| Records supplied |
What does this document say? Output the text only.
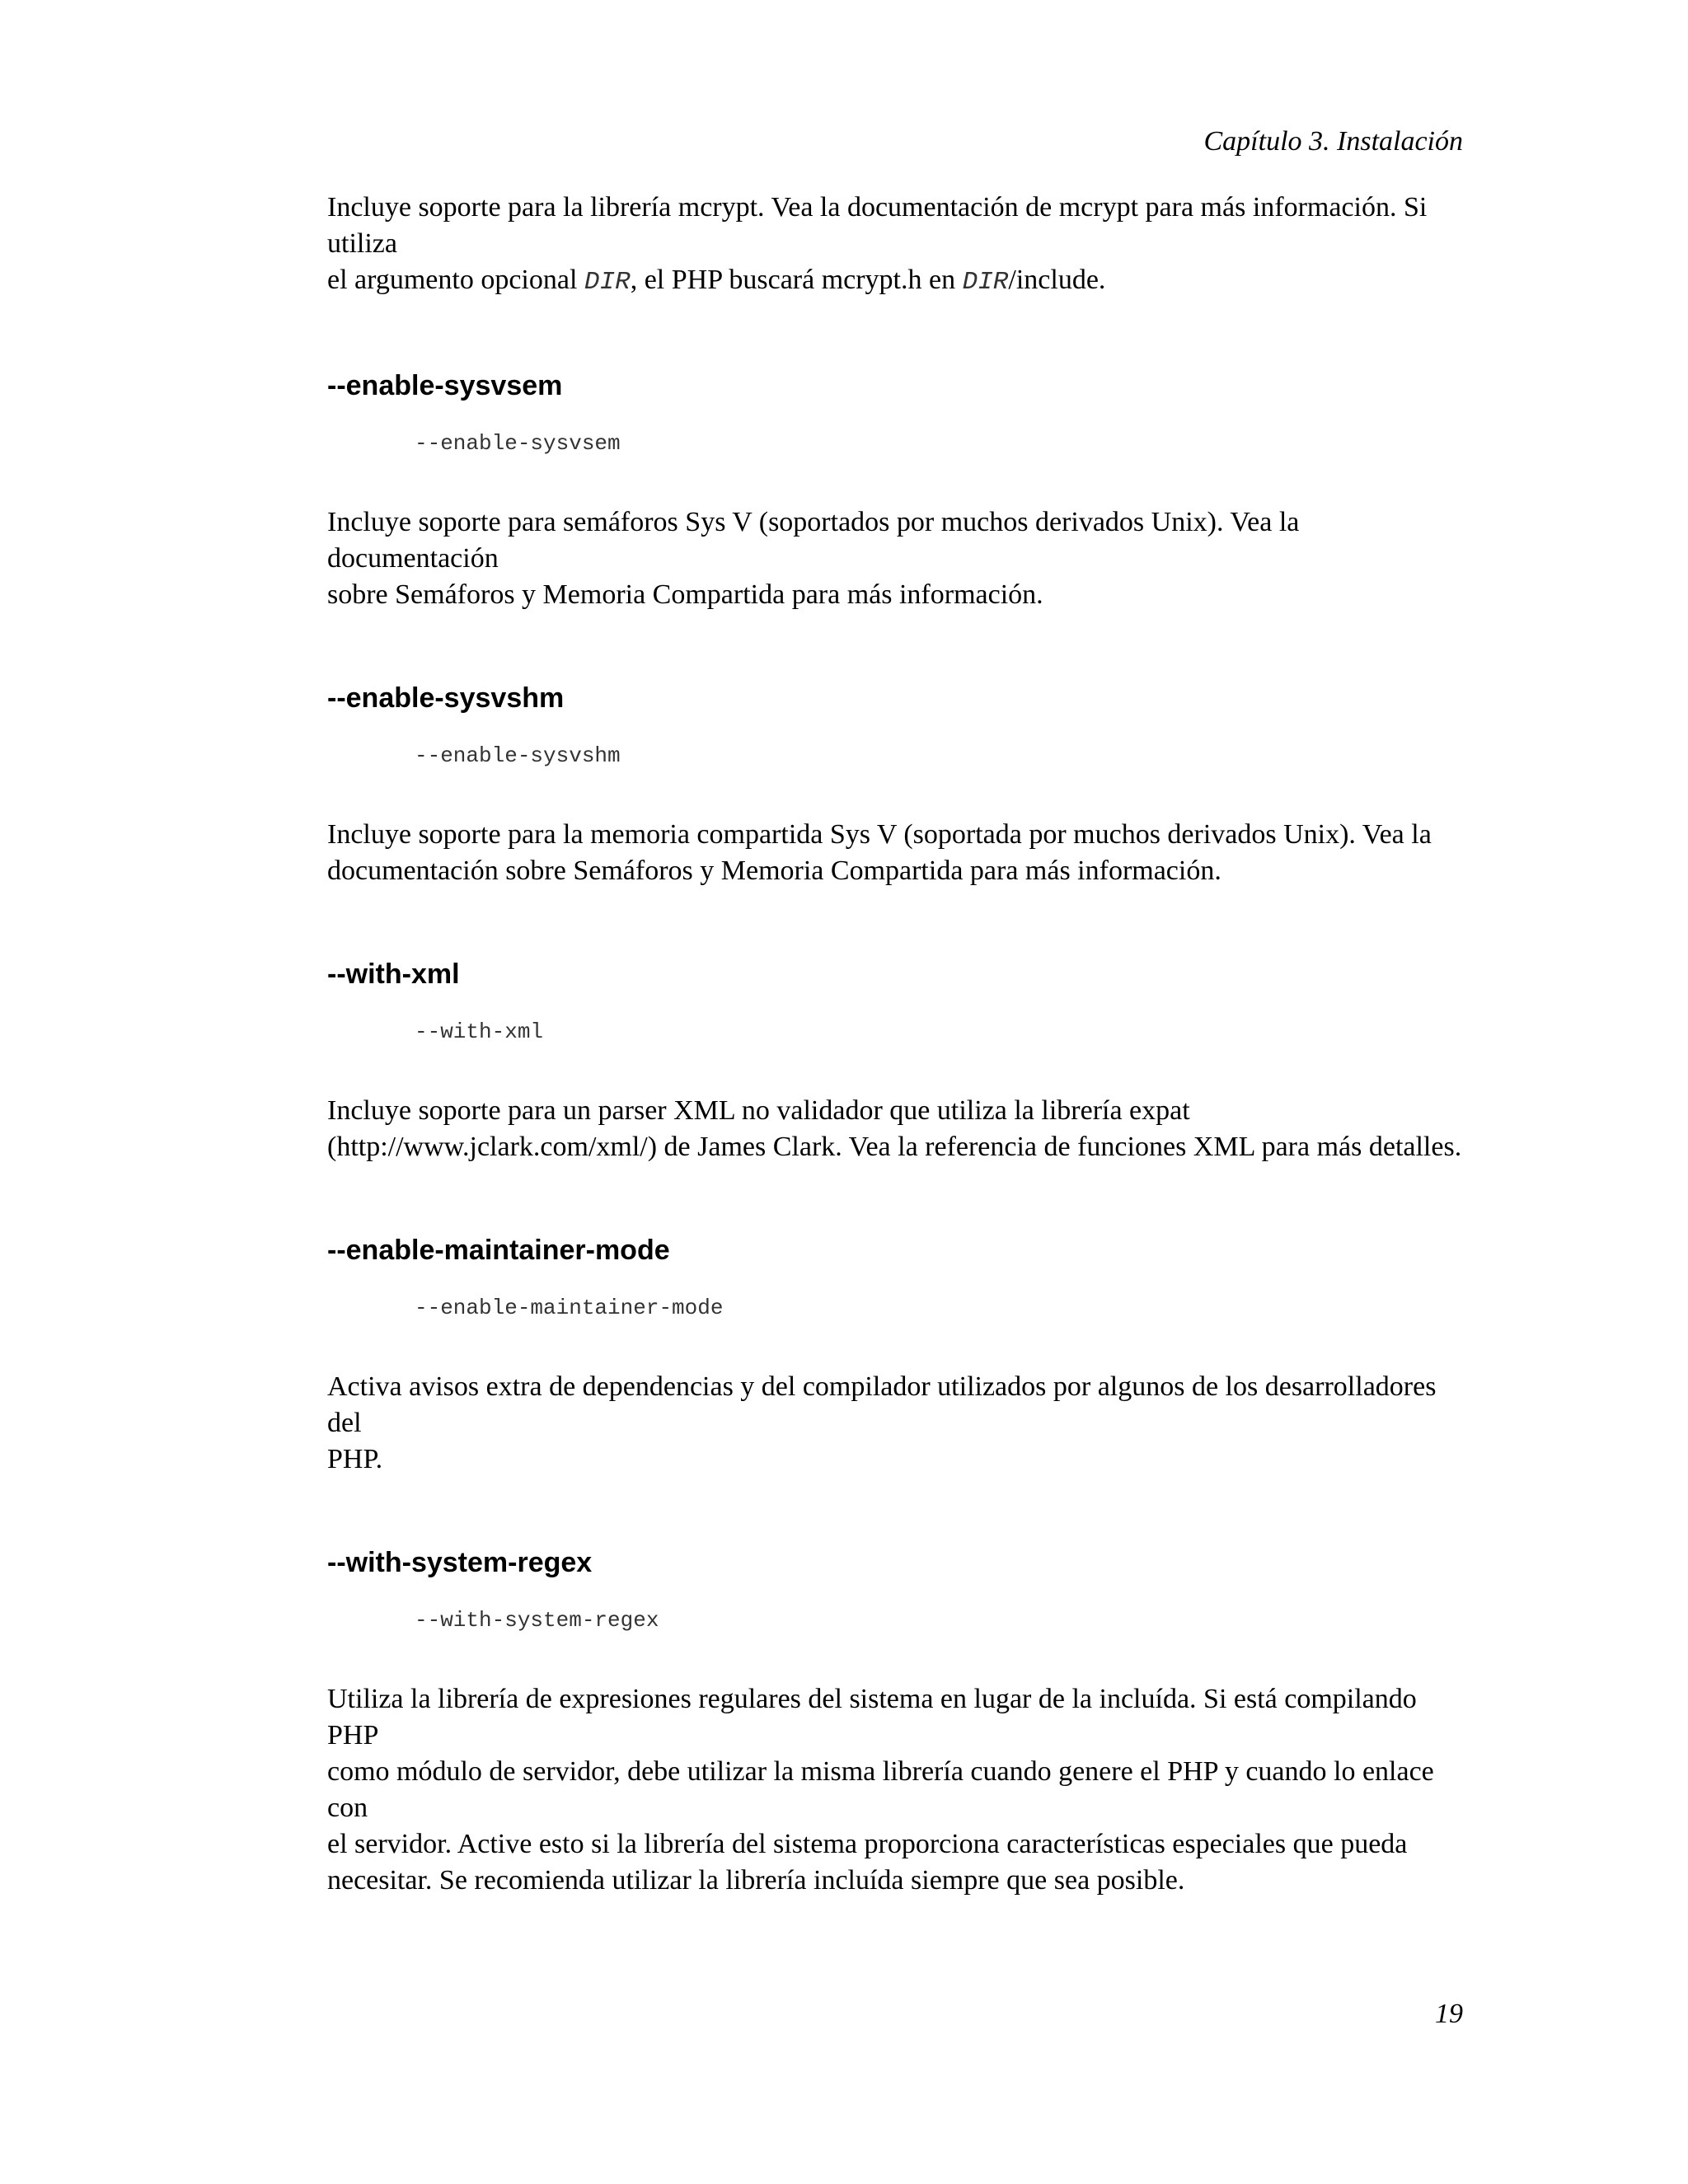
Capítulo 3. Instalación

Incluye soporte para la librería mcrypt. Vea la documentación de mcrypt para más información. Si utiliza
el argumento opcional DIR, el PHP buscará mcrypt.h en DIR/include.

--enable-sysvsem
--enable-sysvsem

Incluye soporte para semáforos Sys V (soportados por muchos derivados Unix). Vea la documentación
sobre Semáforos y Memoria Compartida para más información.

--enable-sysvshm
--enable-sysvshm

Incluye soporte para la memoria compartida Sys V (soportada por muchos derivados Unix). Vea la
documentación sobre Semáforos y Memoria Compartida para más información.

--with-xml
--with-xml

Incluye soporte para un parser XML no validador que utiliza la librería expat
(http://www.jclark.com/xml/) de James Clark. Vea la referencia de funciones XML para más detalles.

--enable-maintainer-mode
--enable-maintainer-mode

Activa avisos extra de dependencias y del compilador utilizados por algunos de los desarrolladores del
PHP.

--with-system-regex
--with-system-regex

Utiliza la librería de expresiones regulares del sistema en lugar de la incluída. Si está compilando PHP
como módulo de servidor, debe utilizar la misma librería cuando genere el PHP y cuando lo enlace con
el servidor. Active esto si la librería del sistema proporciona características especiales que pueda
necesitar. Se recomienda utilizar la librería incluída siempre que sea posible.

19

| Task details |
Exclude the pictures. Write out the remaining data exactly.

| Answer below |
What does this document say? Output the text only.
Capítulo 3. Instalación

Incluye soporte para la librería mcrypt. Vea la documentación de mcrypt para más información. Si utiliza
el argumento opcional DIR, el PHP buscará mcrypt.h en DIR/include.

--enable-sysvsem
--enable-sysvsem

Incluye soporte para semáforos Sys V (soportados por muchos derivados Unix). Vea la documentación
sobre Semáforos y Memoria Compartida para más información.

--enable-sysvshm
--enable-sysvshm

Incluye soporte para la memoria compartida Sys V (soportada por muchos derivados Unix). Vea la
documentación sobre Semáforos y Memoria Compartida para más información.

--with-xml
--with-xml

Incluye soporte para un parser XML no validador que utiliza la librería expat
(http://www.jclark.com/xml/) de James Clark. Vea la referencia de funciones XML para más detalles.

--enable-maintainer-mode
--enable-maintainer-mode

Activa avisos extra de dependencias y del compilador utilizados por algunos de los desarrolladores del
PHP.

--with-system-regex
--with-system-regex

Utiliza la librería de expresiones regulares del sistema en lugar de la incluída. Si está compilando PHP
como módulo de servidor, debe utilizar la misma librería cuando genere el PHP y cuando lo enlace con
el servidor. Active esto si la librería del sistema proporciona características especiales que pueda
necesitar. Se recomienda utilizar la librería incluída siempre que sea posible.

19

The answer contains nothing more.